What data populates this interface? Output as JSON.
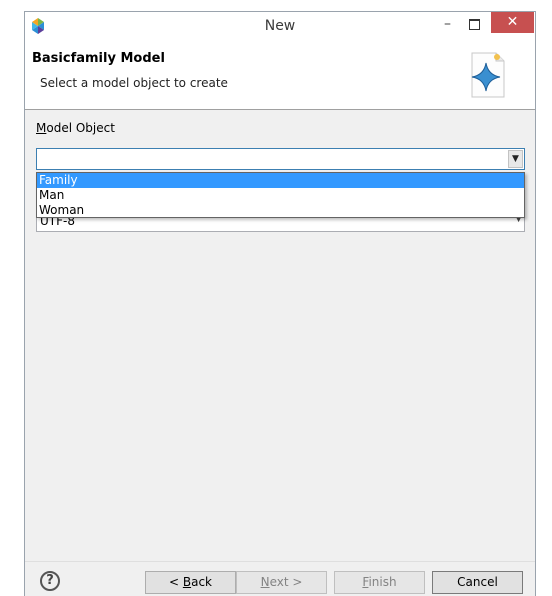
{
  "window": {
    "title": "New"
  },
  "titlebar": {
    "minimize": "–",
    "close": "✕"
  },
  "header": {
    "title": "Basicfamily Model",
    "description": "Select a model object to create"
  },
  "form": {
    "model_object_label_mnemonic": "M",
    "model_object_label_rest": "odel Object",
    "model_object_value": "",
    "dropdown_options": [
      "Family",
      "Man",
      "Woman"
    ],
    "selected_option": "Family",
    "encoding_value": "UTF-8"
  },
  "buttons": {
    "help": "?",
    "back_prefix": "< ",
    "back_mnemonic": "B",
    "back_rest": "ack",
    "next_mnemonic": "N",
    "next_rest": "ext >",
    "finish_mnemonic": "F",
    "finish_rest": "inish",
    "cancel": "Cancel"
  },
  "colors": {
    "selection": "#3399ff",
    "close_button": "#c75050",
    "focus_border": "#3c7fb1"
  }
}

···

Can you retype every record above exactly, leaving out the pictures?

What data populates this interface? Output as JSON.
{
  "window": {
    "title": "New"
  },
  "titlebar": {
    "minimize": "–",
    "close": "✕"
  },
  "header": {
    "title": "Basicfamily Model",
    "description": "Select a model object to create"
  },
  "form": {
    "model_object_label_mnemonic": "M",
    "model_object_label_rest": "odel Object",
    "model_object_value": "",
    "dropdown_options": [
      "Family",
      "Man",
      "Woman"
    ],
    "selected_option": "Family",
    "encoding_value": "UTF-8"
  },
  "buttons": {
    "help": "?",
    "back_prefix": "< ",
    "back_mnemonic": "B",
    "back_rest": "ack",
    "next_mnemonic": "N",
    "next_rest": "ext >",
    "finish_mnemonic": "F",
    "finish_rest": "inish",
    "cancel": "Cancel"
  },
  "colors": {
    "selection": "#3399ff",
    "close_button": "#c75050",
    "focus_border": "#3c7fb1"
  }
}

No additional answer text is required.